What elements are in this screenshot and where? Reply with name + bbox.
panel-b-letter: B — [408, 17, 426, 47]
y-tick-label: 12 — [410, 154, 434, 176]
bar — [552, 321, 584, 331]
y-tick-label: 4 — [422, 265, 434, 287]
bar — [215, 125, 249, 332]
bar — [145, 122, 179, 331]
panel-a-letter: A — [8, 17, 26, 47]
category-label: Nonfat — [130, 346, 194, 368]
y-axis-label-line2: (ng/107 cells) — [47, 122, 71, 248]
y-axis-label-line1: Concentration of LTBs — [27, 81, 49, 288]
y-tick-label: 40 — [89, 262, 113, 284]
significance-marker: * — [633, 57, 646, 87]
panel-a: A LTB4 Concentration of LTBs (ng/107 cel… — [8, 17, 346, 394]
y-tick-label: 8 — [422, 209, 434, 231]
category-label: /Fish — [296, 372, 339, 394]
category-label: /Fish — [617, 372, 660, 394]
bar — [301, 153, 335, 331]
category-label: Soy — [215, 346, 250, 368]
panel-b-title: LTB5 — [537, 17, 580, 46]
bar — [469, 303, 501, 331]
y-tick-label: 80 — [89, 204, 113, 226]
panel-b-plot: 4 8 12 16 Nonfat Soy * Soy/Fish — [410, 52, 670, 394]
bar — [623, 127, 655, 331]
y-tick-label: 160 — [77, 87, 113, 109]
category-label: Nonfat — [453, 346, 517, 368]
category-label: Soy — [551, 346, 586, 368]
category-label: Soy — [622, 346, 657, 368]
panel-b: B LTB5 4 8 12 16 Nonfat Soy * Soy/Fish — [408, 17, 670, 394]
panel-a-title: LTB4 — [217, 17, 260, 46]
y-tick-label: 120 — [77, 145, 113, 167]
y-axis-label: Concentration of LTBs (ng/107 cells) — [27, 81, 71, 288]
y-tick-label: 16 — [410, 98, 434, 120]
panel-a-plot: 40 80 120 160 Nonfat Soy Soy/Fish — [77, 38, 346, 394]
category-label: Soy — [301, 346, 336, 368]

**Activity**.
In the entries above, identify each line that includes the string "LTBs", then copy it.

**Task response**.
y-axis-label-line1: Concentration of LTBs — [27, 81, 49, 288]
panel-a: A LTB4 Concentration of LTBs (ng/107 cel… — [8, 17, 346, 394]
y-axis-label: Concentration of LTBs (ng/107 cells) — [27, 81, 71, 288]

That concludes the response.